* DATA TO USE
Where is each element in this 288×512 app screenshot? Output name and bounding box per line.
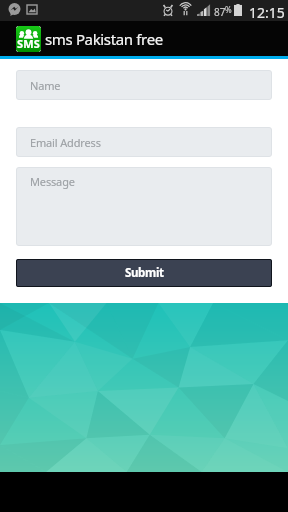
button[interactable]: Name bbox=[16, 70, 272, 100]
staticText: sms Pakistan free bbox=[45, 29, 163, 49]
staticText: % bbox=[225, 4, 232, 15]
staticText: Name bbox=[30, 78, 61, 93]
staticText: Submit bbox=[125, 265, 164, 281]
staticText: SMS bbox=[17, 36, 41, 51]
staticText: Message bbox=[30, 174, 75, 189]
staticText: Email Address bbox=[30, 135, 101, 150]
button[interactable]: Submit bbox=[16, 259, 272, 287]
staticText: 12:15 bbox=[249, 3, 285, 22]
other: App icon bbox=[16, 26, 41, 52]
staticText: 87 bbox=[214, 5, 226, 19]
button[interactable]: Message bbox=[16, 167, 272, 246]
button[interactable]: Email Address bbox=[16, 127, 272, 157]
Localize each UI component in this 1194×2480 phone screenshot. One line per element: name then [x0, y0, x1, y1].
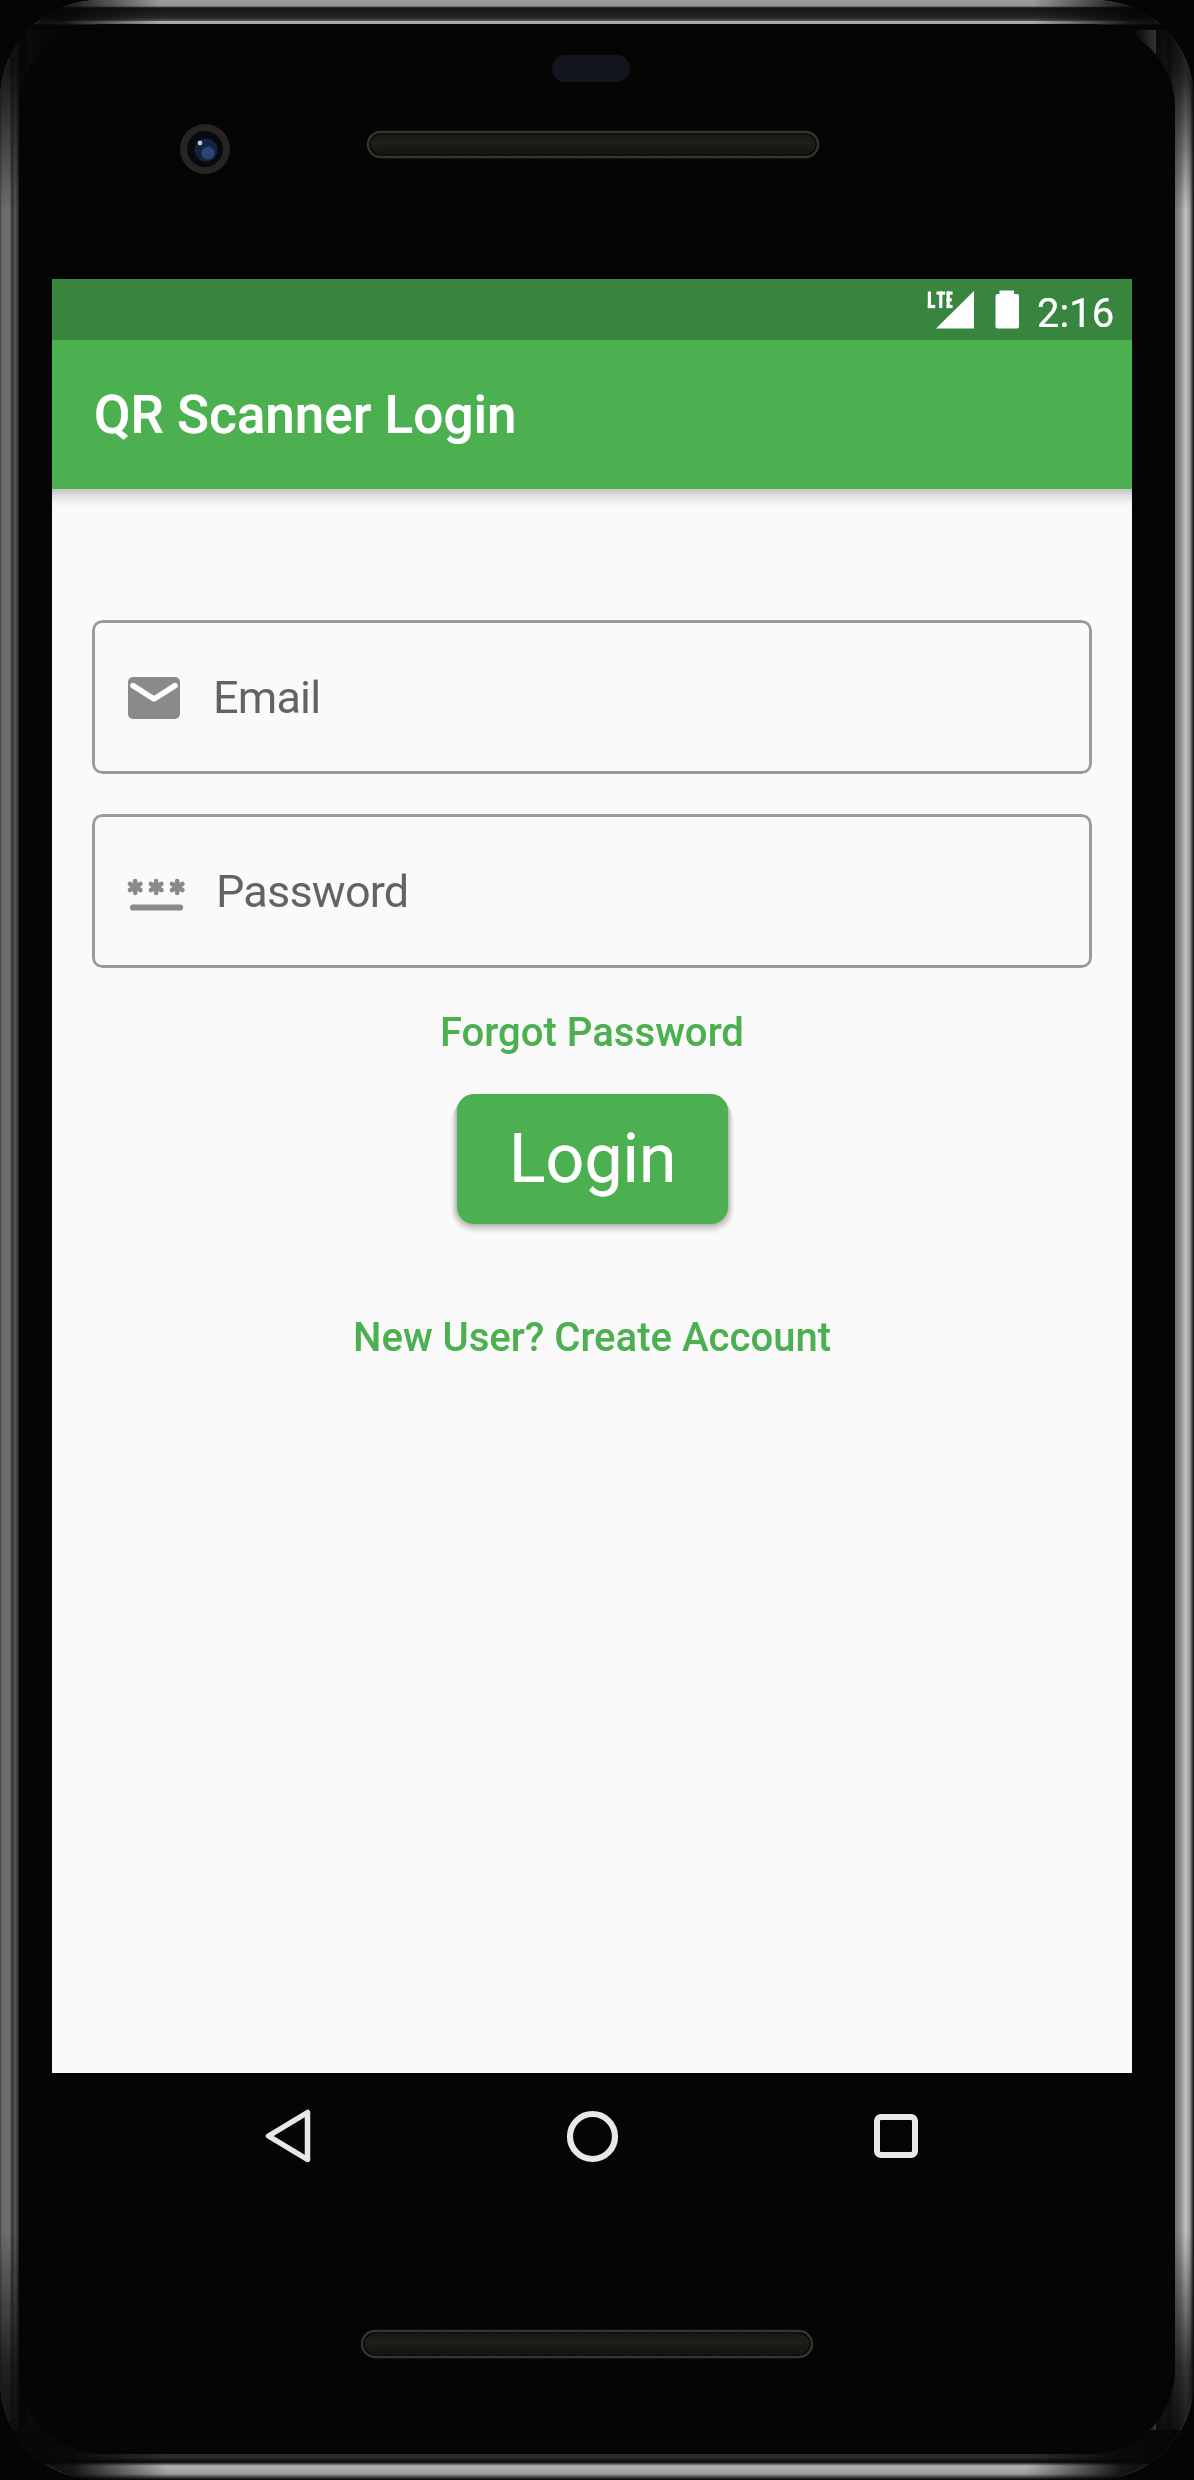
button[interactable]: Recent apps — [820, 2072, 972, 2200]
staticText: 2:16 — [1037, 290, 1115, 337]
staticText: New User? Create Account — [353, 1314, 832, 1361]
button[interactable]: Forgot Password — [416, 1001, 768, 1064]
button[interactable]: Login — [457, 1094, 728, 1224]
staticText: Password — [216, 865, 409, 918]
button[interactable]: Home — [516, 2072, 668, 2200]
staticText: Forgot Password — [440, 1009, 744, 1056]
staticText: Email — [213, 671, 321, 724]
staticText: QR Scanner Login — [94, 384, 517, 446]
button[interactable]: Password — [92, 814, 1092, 968]
button[interactable]: Email — [92, 620, 1092, 774]
button[interactable]: New User? Create Account — [329, 1306, 856, 1369]
button[interactable]: Back — [212, 2072, 364, 2200]
staticText: Login — [509, 1119, 677, 1199]
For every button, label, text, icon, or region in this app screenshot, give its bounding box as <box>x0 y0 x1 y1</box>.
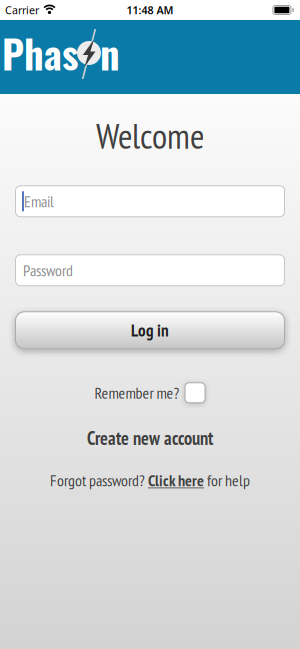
staticText: Email <box>24 191 54 212</box>
staticText: for help <box>204 470 250 491</box>
button[interactable]: Email <box>15 185 285 217</box>
staticText: Create new account <box>87 426 213 450</box>
staticText: Phas <box>2 24 78 82</box>
staticText: Remember me? <box>94 382 180 403</box>
staticText: Forgot password? <box>50 470 148 491</box>
staticText: Log in <box>131 319 169 341</box>
staticText: Carrier <box>5 3 39 17</box>
button[interactable]: Log in <box>15 311 285 349</box>
staticText: 11:48 AM <box>126 3 174 17</box>
button[interactable]: Password <box>15 254 285 286</box>
staticText: Password <box>23 260 73 281</box>
staticText: Welcome <box>96 113 204 158</box>
button[interactable]: Create new account <box>87 426 213 450</box>
button[interactable]: Remember me <box>184 382 206 403</box>
staticText: Click here <box>148 470 204 491</box>
staticText: n <box>100 24 120 82</box>
button[interactable]: Click here <box>148 470 204 491</box>
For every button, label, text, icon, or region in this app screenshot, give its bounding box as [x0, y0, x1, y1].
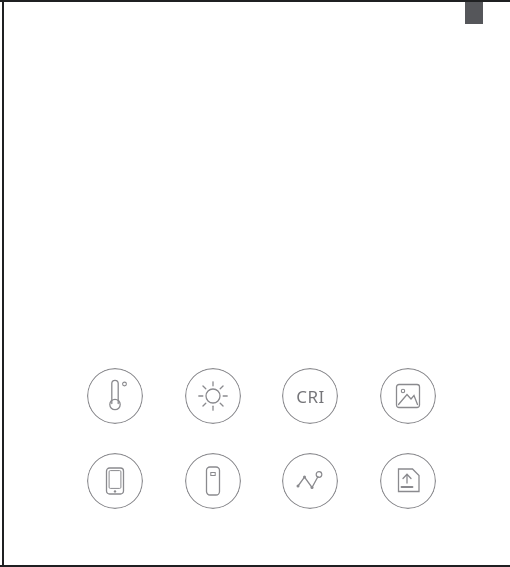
button[interactable]: Phone	[87, 453, 143, 509]
button[interactable]: Sensor	[185, 453, 241, 509]
staticText: CRI	[296, 385, 325, 408]
button[interactable]: Image	[380, 368, 436, 424]
button[interactable]: Brightness	[185, 368, 241, 424]
button[interactable]: Temperature	[87, 368, 143, 424]
button[interactable]: CRI	[282, 368, 338, 424]
button[interactable]: Chart	[282, 453, 338, 509]
button[interactable]: Export	[380, 453, 436, 509]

* DESCRIPTION OF THE TASK
Rewrite the stretch of the listing from the line containing "as [x0, y0, x1, y1]." through the end of the listing, replacing "region" with "area" and leaving everything else unchanged. Omit the pictures.

* SOLUTION FOR THIS PROBLEM
For every button, label, text, icon, or area in this app screenshot, give its bounding box as [x0, y0, x1, y1].
button[interactable]: Phone	[87, 453, 143, 509]
button[interactable]: Sensor	[185, 453, 241, 509]
staticText: CRI	[296, 385, 325, 408]
button[interactable]: Image	[380, 368, 436, 424]
button[interactable]: Brightness	[185, 368, 241, 424]
button[interactable]: Temperature	[87, 368, 143, 424]
button[interactable]: CRI	[282, 368, 338, 424]
button[interactable]: Chart	[282, 453, 338, 509]
button[interactable]: Export	[380, 453, 436, 509]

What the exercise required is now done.